Bertepatan dengan peringatan Hari Gizi Nasional pada 25 Januari 2023 lalu, Komisi Pemberantasan Korupsi (KPK) mengingatkan pentingnya pengelolaan anggaran tepat sasaran, akuntabel, dan transparan untuk program peningkatan gizi masyarakat dan mencegah stunting.
Untuk memulai target dengan transparan maka pada Oktober 2022, KPK bersama Sekretariat Wakil Presiden (Setwapres) menggelar audiensi dan koordinasi terkait upaya pencegahan korupsi pada penurunan stunting pada bayi di bawah lima tahun (balita).
Upaya penurunan stunting ini menjadi program prioritas nasional untuk mencapai target yang diharapkan pada tahun 2024. Program ini termasuk dalam Rencana Pembangunan Jangka Menengah Nasional (RPJMN) 2020-2024. Adapun target nasional pada 2024, prevalensi stunting ditargetkan turun hingga 14 persen, dengan penurunan stunting di atas 3,3 persen per tahun.
Secara rinci, KPK memaparkan pengalokasian dana dari pemerintah pusat pada tahun 2022 lalu cukup tinggi untuk pengentasan stunting yaitu Rp34,1 triliun. Pengalokasian anggaran terbesar ada di Kementerian Sosial (Kemensos) yaitu Rp23,3 triliun; disusul Kementerian Kesehatan (Kemenkes) adalah sebesar Rp8,2 triliun; lalu Kementerian Pekerjaan Umum dan Perumahan Rakyat (PUPR) sebesar Rp1,3 triliun, sementara Badan Kependudukan dan Keluarga Berencana Nasional (BKKBN) sebesar Rp810 miliar. Anggaran tersisa masih tersebar juga di 17 kementerian/lembaga lain.
Menurut Niken Ariati, Koordinator Harian Strategi Nasional Pencegahan Korupsi (STRANAS PK) alokasi dana yang cukup besar ini harus diikuti dengan pengelolaan anggaran yang tepat sasaran dan transparan.
“Hal ini yang menjadi titik rawan terjadinya korupsi. Sehingga perlu upaya lebih lanjut untuk dapat menciptakan penanganan stunting dan pengelolaannya yang bebas dari risiko korupsi,” kata di Gedung Merah Putih KPK, pada 25 Januari 2023 lalu.
Peringatan ini diberikan Niken mengingat KPK melalui Kedeputian Koordinasi Supervisi mendapatkan informasi adanya laporan inspektorat pemerintah daerah terkait pengadaan pada program penurunan prevalensi stunting yang tidak memberikan manfaat optimal. Selain itu, penganggaran program ini juga bukan menjadi prioritas pada beberapa pemerintah daerah. Meskipun program ini menjadi prioritas nasional.
Kemudian, lanjut Niken, dari identifikasi yang KPK lakukan, terdapat beberapa praktik dalam upaya penanganan prevalensi stunting yang berisiko menimbulkan korupsi.
“Praktik tersebut dapat dilihat dari tiga aspek, yaitu anggaran, pengadaan, dan pengawasan,” ujar Niken.

======

Ketentuan Tugas:
a) Tolong salin ulang baris data apa adanya, mulai dari baris yang memuat "- y-tick-label: 40: [119, 85, 135, 101]" dan berhenti setelah baris yang memuat "- refresh-icon: [2, 358, 82, 438]".
b) Teruskan artikel tentang pencegahan korupsi pada program stunting, dimulai sesudah kalimat terakhirnya.
Baris data di bawah tidak ada hubungannya dengan artikel tentang pencegahan korupsi pada program stunting.

Data yang Dipakai:
======

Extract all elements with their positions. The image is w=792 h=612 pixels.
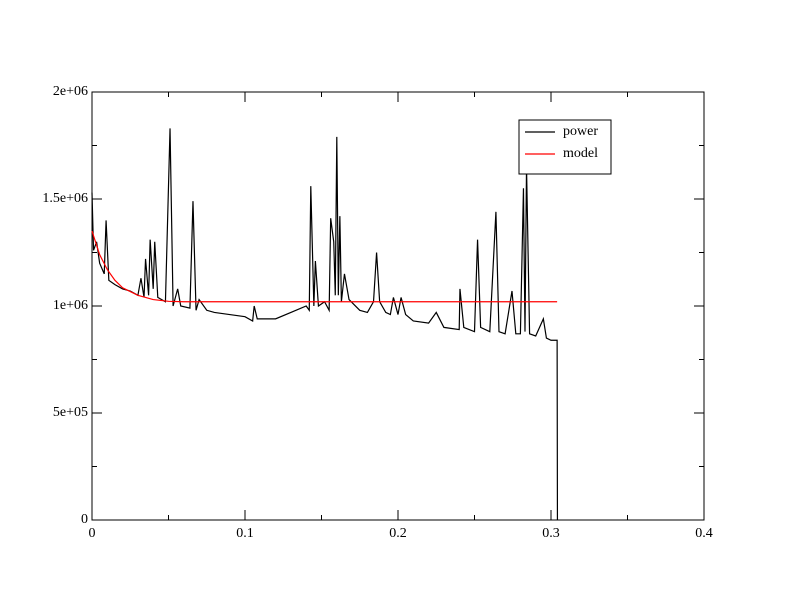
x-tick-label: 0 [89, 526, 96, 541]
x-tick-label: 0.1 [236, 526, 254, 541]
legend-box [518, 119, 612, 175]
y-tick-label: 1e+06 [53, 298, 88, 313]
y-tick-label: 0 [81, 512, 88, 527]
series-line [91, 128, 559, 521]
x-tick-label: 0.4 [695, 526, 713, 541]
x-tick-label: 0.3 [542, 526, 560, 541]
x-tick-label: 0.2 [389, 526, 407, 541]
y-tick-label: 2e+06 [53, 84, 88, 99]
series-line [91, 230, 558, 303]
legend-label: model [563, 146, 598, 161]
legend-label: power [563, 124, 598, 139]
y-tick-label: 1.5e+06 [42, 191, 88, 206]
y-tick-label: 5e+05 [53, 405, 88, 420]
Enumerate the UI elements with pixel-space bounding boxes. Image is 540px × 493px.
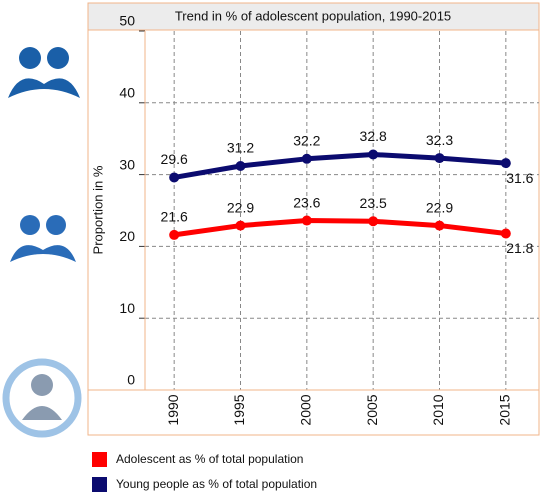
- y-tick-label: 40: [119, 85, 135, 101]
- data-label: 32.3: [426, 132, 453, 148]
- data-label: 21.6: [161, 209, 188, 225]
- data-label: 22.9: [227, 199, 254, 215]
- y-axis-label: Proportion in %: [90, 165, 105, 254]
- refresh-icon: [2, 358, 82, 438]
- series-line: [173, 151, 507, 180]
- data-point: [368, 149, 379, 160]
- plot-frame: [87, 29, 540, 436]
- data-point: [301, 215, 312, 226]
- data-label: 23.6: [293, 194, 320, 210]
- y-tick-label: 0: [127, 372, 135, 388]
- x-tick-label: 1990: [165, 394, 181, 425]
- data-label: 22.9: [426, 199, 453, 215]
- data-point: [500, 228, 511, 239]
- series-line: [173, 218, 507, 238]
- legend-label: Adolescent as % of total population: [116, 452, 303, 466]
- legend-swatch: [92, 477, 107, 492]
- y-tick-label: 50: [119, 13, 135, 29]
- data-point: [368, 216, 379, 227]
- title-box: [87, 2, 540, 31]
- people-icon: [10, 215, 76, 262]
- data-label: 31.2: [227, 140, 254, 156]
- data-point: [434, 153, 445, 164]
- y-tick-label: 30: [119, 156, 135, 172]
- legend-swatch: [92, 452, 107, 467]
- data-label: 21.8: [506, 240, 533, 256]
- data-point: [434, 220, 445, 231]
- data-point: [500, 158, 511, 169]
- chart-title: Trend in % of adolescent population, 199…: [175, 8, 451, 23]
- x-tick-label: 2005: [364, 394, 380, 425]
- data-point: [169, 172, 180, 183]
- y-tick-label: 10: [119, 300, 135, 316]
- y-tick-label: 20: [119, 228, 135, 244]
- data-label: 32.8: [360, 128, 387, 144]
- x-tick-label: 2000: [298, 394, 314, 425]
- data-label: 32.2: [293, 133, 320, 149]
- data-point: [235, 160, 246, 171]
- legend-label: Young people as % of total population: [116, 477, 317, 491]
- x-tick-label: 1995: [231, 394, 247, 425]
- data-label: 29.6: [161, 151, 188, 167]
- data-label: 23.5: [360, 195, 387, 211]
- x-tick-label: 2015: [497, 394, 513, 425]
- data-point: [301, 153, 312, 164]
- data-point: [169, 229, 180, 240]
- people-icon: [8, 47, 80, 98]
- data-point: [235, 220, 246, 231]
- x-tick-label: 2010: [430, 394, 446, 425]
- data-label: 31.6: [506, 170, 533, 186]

======

Hasil Tiap Tugas:
a)
- y-tick-label: 40: [119, 85, 135, 101]
- data-label: 32.3: [426, 132, 453, 148]
- data-label: 21.6: [161, 209, 188, 225]
- data-label: 22.9: [227, 199, 254, 215]
- y-axis-label: Proportion in %: [90, 165, 105, 254]
- refresh-icon: [2, 358, 82, 438]

b)
Pada aspek penganggaran, Niken menuturkan temuan lapangan menunjukkan adanya indikasi tumpang-tindih perencanaan dan penganggaran antara pemerintah pusat dan daerah.
Selanjutnya pada aspek pengadaan, adanya pengadaan yang bersumber dari DAK non fisik masih belum berjalan optimal.
Pada aspek pengadaan juga terdapat pengadaan barang yang tidak dibutuhkan sebagai contoh untuk program Pemberian Makanan Tambahan (PMT) yang diseragamkan ke seluruh daerah tanpa analisis kebutuhan objek. Hal ini membuat pengadaan barang yang tidak berguna bagi masyarakat.
Pengadaan alat peraga (pendukung kampanye) juga bersifat sentralistis yang menyebutkan bahwa terdapat keterbatasan peran vendor. Vendor yang menyediakan alat tersebut harus mendapat lisensi dari BKKBN.
Pada aspek pengawasan, belum ada pedoman teknis untuk APIP dalam melakukan audit atau pengawasan khusus terkait pelaksanaan program.
“Praktik-praktik dalam aspek tersebut sangat berisiko menimbulkan penyimpangan yang berujung pada tindak pidana korupsi. Hal ini tidak bisa disepelekan karena akan berdampak pada pelayanan kesehatan gizi yang masyarakat dapatkan,” tegas Niken.
Berkaca dari temuan dan kondisi tersebut, Niken menyebut pihak KPK memberikan beberapa rekomendasi. Pertama, pada aspek penganggaran, KPK merekomendasikan adanya integrasi perencanaan dan penganggaran antara pusat dan pemerintah daerah untuk mencegah terjadinya tumpang tindih alokasi anggaran. Ke depannya, juga dibutuhkan peran Kementerian Dalam Negeri (Kemendagri) dalam menyusun Pedoman Penyusunan APBD-nya.
“Tim Stranas PK akan mendorong integrasi perencanaan dan penganggaran melalui format digital mulai dari level desa hingga pusat, termasuk monitoring proses penyusunan RKP, Renja, RKA, dan DIPA, sehingga ke depan tagging anggaran untuk stunting benar-benar mendukung penurunan prevalensi stunting.” jelas Niken.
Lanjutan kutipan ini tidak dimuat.